THE REQUEST =
Write out each line from the data below that includes the word "image".

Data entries
===

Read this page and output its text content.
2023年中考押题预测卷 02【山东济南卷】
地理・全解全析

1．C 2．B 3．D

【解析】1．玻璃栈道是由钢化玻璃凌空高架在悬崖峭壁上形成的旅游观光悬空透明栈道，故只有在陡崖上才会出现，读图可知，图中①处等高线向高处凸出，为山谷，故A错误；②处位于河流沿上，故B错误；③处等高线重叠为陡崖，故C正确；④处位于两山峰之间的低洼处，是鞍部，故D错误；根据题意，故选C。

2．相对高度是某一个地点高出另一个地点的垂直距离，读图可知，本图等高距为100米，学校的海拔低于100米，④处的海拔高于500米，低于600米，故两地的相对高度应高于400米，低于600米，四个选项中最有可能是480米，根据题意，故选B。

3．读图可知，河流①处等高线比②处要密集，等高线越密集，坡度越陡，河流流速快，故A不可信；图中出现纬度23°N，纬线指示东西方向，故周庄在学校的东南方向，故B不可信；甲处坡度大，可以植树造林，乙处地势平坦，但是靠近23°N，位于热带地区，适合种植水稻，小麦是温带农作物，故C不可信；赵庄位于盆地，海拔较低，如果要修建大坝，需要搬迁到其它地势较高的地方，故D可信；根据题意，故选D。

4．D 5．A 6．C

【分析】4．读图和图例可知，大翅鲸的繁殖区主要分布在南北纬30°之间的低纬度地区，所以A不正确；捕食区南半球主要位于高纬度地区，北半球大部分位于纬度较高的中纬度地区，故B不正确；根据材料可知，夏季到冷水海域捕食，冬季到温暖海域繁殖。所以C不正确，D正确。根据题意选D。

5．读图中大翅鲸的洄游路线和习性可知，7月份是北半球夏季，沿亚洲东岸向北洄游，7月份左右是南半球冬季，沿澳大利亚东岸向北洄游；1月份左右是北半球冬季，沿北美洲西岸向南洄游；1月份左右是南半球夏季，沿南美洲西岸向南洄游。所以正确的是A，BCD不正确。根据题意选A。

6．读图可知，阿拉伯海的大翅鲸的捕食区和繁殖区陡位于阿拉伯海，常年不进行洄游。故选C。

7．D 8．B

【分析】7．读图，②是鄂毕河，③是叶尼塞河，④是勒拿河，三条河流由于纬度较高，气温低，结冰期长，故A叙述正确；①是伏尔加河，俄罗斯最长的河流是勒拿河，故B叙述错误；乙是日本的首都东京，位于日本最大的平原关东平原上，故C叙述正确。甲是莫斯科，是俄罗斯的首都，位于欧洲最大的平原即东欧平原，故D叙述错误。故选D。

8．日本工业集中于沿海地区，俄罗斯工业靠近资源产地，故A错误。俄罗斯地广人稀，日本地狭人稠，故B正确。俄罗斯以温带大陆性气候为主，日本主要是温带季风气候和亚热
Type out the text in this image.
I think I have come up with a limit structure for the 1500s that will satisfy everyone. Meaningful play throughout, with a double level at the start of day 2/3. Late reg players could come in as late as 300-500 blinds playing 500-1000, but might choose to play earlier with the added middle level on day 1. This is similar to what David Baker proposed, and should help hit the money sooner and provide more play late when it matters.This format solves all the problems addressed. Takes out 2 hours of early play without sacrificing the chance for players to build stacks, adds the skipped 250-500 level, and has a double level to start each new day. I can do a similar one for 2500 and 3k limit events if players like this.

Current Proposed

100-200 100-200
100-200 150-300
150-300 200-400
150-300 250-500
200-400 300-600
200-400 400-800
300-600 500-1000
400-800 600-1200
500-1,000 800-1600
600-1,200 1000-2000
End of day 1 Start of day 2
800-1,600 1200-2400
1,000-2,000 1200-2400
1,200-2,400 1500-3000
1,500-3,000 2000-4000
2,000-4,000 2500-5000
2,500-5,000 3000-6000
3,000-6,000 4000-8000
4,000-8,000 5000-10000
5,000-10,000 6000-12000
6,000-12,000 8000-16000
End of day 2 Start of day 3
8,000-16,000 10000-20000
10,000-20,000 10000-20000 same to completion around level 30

===

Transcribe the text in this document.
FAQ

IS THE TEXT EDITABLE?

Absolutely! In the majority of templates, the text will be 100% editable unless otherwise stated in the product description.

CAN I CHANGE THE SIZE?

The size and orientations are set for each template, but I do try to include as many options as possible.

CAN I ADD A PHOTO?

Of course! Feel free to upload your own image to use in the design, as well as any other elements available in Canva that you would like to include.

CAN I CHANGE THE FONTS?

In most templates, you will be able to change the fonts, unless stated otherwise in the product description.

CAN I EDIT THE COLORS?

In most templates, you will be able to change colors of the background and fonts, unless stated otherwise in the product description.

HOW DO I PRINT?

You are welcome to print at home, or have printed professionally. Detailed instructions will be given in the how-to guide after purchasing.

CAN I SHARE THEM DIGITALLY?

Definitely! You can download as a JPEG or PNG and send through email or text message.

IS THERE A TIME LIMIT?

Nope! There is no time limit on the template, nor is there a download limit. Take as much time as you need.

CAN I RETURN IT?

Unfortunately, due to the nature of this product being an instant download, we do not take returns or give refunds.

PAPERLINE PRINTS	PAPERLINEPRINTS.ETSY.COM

===

COMPLETED TASK =
Type out the text in this image.
Of course! Feel free to upload your own image to use in the design, as well as any other elements available in Canva that you would like to include.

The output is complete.